GIVEN EXERCISE: Copy out all the records, word for word.

(Collected data entries)
--
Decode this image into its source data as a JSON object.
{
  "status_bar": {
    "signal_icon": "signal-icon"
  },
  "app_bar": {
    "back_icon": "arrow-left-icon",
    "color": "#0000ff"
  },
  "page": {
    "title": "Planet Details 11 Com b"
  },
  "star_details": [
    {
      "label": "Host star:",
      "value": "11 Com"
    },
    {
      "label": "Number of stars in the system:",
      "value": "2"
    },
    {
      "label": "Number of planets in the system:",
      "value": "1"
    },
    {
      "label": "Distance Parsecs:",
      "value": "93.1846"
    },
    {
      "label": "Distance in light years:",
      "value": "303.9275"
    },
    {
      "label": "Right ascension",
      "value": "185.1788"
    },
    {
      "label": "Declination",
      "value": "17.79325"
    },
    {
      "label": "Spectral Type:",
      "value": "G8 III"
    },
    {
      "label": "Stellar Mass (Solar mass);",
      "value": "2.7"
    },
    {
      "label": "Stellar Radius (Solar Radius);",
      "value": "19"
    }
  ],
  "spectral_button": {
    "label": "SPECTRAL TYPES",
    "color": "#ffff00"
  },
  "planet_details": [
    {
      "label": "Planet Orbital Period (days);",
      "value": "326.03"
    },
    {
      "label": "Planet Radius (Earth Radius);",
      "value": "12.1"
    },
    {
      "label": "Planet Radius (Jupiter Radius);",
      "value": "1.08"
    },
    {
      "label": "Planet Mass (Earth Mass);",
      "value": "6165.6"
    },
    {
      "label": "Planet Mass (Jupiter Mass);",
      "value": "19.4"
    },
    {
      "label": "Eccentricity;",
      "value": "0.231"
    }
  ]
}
--
TASK OUTPUT:
Decode this image into its source data as a JSON object.
{
  "status_bar": {
    "signal_icon": "signal-icon"
  },
  "app_bar": {
    "back_icon": "arrow-left-icon",
    "color": "#0000ff"
  },
  "page": {
    "title": "Planet Details 11 Com b"
  },
  "star_details": [
    {
      "label": "Host star:",
      "value": "11 Com"
    },
    {
      "label": "Number of stars in the system:",
      "value": "2"
    },
    {
      "label": "Number of planets in the system:",
      "value": "1"
    },
    {
      "label": "Distance Parsecs:",
      "value": "93.1846"
    },
    {
      "label": "Distance in light years:",
      "value": "303.9275"
    },
    {
      "label": "Right ascension",
      "value": "185.1788"
    },
    {
      "label": "Declination",
      "value": "17.79325"
    },
    {
      "label": "Spectral Type:",
      "value": "G8 III"
    },
    {
      "label": "Stellar Mass (Solar mass);",
      "value": "2.7"
    },
    {
      "label": "Stellar Radius (Solar Radius);",
      "value": "19"
    }
  ],
  "spectral_button": {
    "label": "SPECTRAL TYPES",
    "color": "#ffff00"
  },
  "planet_details": [
    {
      "label": "Planet Orbital Period (days);",
      "value": "326.03"
    },
    {
      "label": "Planet Radius (Earth Radius);",
      "value": "12.1"
    },
    {
      "label": "Planet Radius (Jupiter Radius);",
      "value": "1.08"
    },
    {
      "label": "Planet Mass (Earth Mass);",
      "value": "6165.6"
    },
    {
      "label": "Planet Mass (Jupiter Mass);",
      "value": "19.4"
    },
    {
      "label": "Eccentricity;",
      "value": "0.231"
    }
  ]
}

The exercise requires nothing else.